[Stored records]

::::::::

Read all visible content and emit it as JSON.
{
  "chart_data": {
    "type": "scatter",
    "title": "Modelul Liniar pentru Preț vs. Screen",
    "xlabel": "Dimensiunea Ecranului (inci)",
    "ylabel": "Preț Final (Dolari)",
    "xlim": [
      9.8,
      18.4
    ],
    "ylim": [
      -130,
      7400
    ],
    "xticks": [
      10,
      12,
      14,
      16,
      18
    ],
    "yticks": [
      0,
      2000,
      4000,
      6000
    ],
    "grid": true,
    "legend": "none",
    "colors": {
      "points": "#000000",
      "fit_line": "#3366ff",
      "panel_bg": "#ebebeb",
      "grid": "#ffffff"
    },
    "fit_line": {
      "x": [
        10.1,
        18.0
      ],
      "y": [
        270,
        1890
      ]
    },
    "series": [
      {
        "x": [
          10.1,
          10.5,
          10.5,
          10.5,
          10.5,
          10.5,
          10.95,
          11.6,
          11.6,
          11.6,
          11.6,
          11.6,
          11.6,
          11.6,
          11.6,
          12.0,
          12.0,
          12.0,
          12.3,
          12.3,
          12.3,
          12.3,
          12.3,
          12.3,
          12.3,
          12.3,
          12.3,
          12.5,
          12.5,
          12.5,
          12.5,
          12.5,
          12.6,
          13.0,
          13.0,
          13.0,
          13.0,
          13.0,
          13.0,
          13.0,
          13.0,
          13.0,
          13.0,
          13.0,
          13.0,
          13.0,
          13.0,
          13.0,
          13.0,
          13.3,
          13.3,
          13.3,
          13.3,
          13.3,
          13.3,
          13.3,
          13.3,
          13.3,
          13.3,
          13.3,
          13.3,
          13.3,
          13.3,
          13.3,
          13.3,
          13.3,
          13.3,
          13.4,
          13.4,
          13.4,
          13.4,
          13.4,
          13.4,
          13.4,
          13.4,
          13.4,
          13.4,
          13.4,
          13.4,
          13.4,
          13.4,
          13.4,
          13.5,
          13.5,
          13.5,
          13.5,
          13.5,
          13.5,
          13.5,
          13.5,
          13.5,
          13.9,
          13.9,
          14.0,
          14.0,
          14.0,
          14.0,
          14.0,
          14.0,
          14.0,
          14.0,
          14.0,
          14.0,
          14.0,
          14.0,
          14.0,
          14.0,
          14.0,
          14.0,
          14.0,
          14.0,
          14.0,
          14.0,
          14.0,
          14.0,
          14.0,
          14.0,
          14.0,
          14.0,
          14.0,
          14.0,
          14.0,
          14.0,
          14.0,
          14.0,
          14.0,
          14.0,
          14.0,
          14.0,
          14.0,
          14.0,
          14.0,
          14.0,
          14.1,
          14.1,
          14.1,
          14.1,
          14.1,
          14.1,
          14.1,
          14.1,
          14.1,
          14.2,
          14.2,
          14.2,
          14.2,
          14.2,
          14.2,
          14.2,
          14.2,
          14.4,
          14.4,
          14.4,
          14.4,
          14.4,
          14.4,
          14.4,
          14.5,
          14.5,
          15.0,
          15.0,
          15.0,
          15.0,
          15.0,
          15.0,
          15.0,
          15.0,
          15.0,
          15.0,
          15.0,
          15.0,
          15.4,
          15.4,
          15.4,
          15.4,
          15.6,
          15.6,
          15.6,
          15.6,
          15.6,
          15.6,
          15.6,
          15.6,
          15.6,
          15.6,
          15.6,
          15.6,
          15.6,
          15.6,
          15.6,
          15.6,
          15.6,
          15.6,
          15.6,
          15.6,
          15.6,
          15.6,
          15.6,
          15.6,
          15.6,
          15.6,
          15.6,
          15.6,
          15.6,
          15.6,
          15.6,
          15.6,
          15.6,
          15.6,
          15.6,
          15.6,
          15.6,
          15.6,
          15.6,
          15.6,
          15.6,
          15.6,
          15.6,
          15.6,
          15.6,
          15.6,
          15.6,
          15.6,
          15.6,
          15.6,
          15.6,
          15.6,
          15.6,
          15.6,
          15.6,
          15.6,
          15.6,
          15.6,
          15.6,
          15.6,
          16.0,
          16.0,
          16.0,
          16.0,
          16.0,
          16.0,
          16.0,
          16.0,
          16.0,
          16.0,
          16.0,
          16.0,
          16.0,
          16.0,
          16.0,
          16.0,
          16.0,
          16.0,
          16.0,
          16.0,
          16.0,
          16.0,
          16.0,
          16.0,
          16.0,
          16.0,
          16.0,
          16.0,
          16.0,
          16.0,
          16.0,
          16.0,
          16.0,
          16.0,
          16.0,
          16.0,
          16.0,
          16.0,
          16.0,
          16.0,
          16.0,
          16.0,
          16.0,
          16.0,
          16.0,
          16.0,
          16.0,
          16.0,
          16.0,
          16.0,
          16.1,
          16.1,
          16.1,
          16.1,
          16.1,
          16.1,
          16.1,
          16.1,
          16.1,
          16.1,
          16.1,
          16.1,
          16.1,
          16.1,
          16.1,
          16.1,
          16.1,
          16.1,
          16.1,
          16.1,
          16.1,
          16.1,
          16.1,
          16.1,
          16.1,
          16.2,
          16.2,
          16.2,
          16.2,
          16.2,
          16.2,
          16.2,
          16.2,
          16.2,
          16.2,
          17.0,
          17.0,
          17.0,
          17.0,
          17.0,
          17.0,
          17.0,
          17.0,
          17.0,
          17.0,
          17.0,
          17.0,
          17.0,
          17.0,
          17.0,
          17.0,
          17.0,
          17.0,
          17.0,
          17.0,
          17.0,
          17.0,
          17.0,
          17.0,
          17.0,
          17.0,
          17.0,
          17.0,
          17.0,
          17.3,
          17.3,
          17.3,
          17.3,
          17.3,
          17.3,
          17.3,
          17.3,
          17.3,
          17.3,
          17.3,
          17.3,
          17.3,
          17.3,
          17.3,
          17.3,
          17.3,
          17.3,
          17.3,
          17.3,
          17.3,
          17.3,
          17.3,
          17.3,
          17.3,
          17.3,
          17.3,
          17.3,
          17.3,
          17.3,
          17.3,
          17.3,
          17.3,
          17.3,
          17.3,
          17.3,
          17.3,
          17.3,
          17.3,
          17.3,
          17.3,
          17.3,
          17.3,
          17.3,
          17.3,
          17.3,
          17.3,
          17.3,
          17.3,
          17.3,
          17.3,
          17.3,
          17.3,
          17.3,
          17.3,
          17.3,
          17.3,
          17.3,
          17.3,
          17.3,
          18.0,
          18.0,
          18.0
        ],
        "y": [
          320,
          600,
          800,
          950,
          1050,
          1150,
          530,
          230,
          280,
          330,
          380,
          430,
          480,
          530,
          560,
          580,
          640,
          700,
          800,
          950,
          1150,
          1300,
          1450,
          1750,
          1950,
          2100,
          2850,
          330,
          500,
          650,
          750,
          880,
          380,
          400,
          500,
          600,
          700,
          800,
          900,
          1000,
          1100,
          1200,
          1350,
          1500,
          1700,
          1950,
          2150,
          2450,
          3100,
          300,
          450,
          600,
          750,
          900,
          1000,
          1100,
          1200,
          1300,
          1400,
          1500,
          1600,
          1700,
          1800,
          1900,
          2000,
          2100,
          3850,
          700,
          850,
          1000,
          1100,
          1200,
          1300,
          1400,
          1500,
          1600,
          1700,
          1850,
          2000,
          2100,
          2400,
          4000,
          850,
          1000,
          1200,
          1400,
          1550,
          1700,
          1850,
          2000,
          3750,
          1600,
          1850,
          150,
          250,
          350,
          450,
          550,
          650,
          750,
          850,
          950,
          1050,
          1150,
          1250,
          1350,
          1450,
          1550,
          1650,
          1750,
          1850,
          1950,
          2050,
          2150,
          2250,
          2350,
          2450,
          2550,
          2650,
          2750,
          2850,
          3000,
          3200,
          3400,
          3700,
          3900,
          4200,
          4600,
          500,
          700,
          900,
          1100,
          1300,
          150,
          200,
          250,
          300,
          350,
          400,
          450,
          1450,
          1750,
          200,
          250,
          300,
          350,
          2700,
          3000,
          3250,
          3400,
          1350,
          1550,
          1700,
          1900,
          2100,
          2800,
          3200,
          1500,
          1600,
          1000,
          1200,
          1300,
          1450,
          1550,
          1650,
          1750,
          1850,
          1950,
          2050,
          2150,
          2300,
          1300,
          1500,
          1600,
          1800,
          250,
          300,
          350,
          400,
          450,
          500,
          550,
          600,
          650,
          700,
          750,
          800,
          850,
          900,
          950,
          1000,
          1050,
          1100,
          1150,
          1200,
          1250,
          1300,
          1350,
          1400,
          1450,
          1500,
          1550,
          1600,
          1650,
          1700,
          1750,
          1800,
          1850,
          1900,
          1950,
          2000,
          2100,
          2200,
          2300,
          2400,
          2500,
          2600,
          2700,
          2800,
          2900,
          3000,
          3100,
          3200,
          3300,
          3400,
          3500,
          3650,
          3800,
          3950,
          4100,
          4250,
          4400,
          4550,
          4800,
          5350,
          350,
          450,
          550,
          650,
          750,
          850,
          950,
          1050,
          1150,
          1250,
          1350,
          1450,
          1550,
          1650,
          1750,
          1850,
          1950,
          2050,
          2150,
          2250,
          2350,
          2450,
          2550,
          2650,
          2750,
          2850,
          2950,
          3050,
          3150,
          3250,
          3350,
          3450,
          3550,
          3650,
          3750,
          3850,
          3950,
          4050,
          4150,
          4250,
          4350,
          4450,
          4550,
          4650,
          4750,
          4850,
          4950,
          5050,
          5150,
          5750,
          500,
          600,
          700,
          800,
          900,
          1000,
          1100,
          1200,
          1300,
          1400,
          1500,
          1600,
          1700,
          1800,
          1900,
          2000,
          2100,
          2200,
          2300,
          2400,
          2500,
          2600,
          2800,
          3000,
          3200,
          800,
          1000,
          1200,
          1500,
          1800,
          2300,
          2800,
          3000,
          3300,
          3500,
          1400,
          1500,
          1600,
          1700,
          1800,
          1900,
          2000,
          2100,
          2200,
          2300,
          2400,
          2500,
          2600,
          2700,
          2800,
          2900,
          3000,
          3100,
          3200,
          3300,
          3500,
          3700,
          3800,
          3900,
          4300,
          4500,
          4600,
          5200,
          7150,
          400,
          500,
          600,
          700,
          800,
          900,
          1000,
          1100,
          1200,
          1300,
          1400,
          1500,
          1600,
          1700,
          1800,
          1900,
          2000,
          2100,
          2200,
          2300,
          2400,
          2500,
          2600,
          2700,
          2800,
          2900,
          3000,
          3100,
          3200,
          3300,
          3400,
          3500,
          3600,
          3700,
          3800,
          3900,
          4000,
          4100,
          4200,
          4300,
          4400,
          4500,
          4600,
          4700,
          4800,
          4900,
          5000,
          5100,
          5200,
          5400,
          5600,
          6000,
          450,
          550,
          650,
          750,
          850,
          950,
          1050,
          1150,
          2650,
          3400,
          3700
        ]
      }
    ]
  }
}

::::::::

Within the data above, pick out all lines holding the word "Preț".

Problem solution:
    "title": "Modelul Liniar pentru Preț vs. Screen",
    "ylabel": "Preț Final (Dolari)",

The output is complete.